**Exercise material**

=====

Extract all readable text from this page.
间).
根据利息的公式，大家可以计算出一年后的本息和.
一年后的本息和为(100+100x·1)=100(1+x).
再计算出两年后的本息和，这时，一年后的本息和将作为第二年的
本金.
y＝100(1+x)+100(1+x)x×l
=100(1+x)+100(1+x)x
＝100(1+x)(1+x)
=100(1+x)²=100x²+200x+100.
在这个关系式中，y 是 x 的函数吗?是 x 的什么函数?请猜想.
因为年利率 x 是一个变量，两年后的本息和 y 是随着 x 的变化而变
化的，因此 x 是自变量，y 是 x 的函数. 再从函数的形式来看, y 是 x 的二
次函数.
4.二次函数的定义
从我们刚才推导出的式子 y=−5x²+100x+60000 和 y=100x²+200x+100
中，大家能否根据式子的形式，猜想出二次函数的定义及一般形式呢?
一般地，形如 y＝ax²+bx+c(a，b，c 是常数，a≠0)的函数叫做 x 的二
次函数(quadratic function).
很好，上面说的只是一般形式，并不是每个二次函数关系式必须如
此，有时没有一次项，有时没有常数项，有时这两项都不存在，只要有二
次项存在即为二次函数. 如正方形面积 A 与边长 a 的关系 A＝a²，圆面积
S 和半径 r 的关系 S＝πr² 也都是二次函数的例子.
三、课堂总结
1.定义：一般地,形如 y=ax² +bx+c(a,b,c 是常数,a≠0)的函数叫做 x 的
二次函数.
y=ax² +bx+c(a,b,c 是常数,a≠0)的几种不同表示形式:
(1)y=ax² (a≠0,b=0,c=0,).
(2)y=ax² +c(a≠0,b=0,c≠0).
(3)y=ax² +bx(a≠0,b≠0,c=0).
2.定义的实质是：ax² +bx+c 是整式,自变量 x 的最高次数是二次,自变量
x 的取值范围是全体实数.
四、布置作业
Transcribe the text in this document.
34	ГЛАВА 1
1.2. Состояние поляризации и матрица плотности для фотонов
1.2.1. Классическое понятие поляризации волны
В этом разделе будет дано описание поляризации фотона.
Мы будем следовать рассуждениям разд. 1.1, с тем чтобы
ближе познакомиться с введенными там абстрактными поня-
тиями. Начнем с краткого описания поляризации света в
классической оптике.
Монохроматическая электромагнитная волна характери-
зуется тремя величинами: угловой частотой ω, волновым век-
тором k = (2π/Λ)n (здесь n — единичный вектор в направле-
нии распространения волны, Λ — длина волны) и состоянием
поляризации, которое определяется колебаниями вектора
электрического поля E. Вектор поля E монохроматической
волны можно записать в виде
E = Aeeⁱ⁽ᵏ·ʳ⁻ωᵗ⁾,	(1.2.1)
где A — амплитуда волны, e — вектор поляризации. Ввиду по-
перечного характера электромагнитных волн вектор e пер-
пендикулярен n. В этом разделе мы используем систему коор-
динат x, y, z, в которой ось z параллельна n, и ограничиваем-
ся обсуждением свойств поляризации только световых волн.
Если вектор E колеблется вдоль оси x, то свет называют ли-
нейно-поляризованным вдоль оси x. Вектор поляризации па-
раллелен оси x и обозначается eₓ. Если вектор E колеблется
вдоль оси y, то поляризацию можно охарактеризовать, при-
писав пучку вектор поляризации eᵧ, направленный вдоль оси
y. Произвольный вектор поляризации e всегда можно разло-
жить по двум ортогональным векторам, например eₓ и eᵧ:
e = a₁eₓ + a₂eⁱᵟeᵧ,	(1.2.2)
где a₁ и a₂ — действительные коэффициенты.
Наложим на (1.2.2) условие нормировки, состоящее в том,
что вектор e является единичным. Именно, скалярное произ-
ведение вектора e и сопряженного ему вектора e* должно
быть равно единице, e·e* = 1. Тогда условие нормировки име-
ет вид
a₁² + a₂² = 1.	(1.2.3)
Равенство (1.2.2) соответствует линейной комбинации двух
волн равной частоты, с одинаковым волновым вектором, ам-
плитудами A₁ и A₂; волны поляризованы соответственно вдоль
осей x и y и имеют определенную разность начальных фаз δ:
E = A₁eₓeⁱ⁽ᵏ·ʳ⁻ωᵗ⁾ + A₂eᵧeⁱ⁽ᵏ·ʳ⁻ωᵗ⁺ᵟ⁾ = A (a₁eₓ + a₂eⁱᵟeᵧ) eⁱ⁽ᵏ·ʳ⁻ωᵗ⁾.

=====

**Given task**
Each line of the material above needs to be quoted exactly, please.

**Final result**
Extract all readable text from this page.
间).
根据利息的公式，大家可以计算出一年后的本息和.
一年后的本息和为(100+100x·1)=100(1+x).
再计算出两年后的本息和，这时，一年后的本息和将作为第二年的
本金.
y＝100(1+x)+100(1+x)x×l
=100(1+x)+100(1+x)x
＝100(1+x)(1+x)
=100(1+x)²=100x²+200x+100.
在这个关系式中，y 是 x 的函数吗?是 x 的什么函数?请猜想.
因为年利率 x 是一个变量，两年后的本息和 y 是随着 x 的变化而变
化的，因此 x 是自变量，y 是 x 的函数. 再从函数的形式来看, y 是 x 的二
次函数.
4.二次函数的定义
从我们刚才推导出的式子 y=−5x²+100x+60000 和 y=100x²+200x+100
中，大家能否根据式子的形式，猜想出二次函数的定义及一般形式呢?
一般地，形如 y＝ax²+bx+c(a，b，c 是常数，a≠0)的函数叫做 x 的二
次函数(quadratic function).
很好，上面说的只是一般形式，并不是每个二次函数关系式必须如
此，有时没有一次项，有时没有常数项，有时这两项都不存在，只要有二
次项存在即为二次函数. 如正方形面积 A 与边长 a 的关系 A＝a²，圆面积
S 和半径 r 的关系 S＝πr² 也都是二次函数的例子.
三、课堂总结
1.定义：一般地,形如 y=ax² +bx+c(a,b,c 是常数,a≠0)的函数叫做 x 的
二次函数.
y=ax² +bx+c(a,b,c 是常数,a≠0)的几种不同表示形式:
(1)y=ax² (a≠0,b=0,c=0,).
(2)y=ax² +c(a≠0,b=0,c≠0).
(3)y=ax² +bx(a≠0,b≠0,c=0).
2.定义的实质是：ax² +bx+c 是整式,自变量 x 的最高次数是二次,自变量
x 的取值范围是全体实数.
四、布置作业
Transcribe the text in this document.
34	ГЛАВА 1
1.2. Состояние поляризации и матрица плотности для фотонов
1.2.1. Классическое понятие поляризации волны
В этом разделе будет дано описание поляризации фотона.
Мы будем следовать рассуждениям разд. 1.1, с тем чтобы
ближе познакомиться с введенными там абстрактными поня-
тиями. Начнем с краткого описания поляризации света в
классической оптике.
Монохроматическая электромагнитная волна характери-
зуется тремя величинами: угловой частотой ω, волновым век-
тором k = (2π/Λ)n (здесь n — единичный вектор в направле-
нии распространения волны, Λ — длина волны) и состоянием
поляризации, которое определяется колебаниями вектора
электрического поля E. Вектор поля E монохроматической
волны можно записать в виде
E = Aeeⁱ⁽ᵏ·ʳ⁻ωᵗ⁾,	(1.2.1)
где A — амплитуда волны, e — вектор поляризации. Ввиду по-
перечного характера электромагнитных волн вектор e пер-
пендикулярен n. В этом разделе мы используем систему коор-
динат x, y, z, в которой ось z параллельна n, и ограничиваем-
ся обсуждением свойств поляризации только световых волн.
Если вектор E колеблется вдоль оси x, то свет называют ли-
нейно-поляризованным вдоль оси x. Вектор поляризации па-
раллелен оси x и обозначается eₓ. Если вектор E колеблется
вдоль оси y, то поляризацию можно охарактеризовать, при-
писав пучку вектор поляризации eᵧ, направленный вдоль оси
y. Произвольный вектор поляризации e всегда можно разло-
жить по двум ортогональным векторам, например eₓ и eᵧ:
e = a₁eₓ + a₂eⁱᵟeᵧ,	(1.2.2)
где a₁ и a₂ — действительные коэффициенты.
Наложим на (1.2.2) условие нормировки, состоящее в том,
что вектор e является единичным. Именно, скалярное произ-
ведение вектора e и сопряженного ему вектора e* должно
быть равно единице, e·e* = 1. Тогда условие нормировки име-
ет вид
a₁² + a₂² = 1.	(1.2.3)
Равенство (1.2.2) соответствует линейной комбинации двух
волн равной частоты, с одинаковым волновым вектором, ам-
плитудами A₁ и A₂; волны поляризованы соответственно вдоль
осей x и y и имеют определенную разность начальных фаз δ:
E = A₁eₓeⁱ⁽ᵏ·ʳ⁻ωᵗ⁾ + A₂eᵧeⁱ⁽ᵏ·ʳ⁻ωᵗ⁺ᵟ⁾ = A (a₁eₓ + a₂eⁱᵟeᵧ) eⁱ⁽ᵏ·ʳ⁻ωᵗ⁾.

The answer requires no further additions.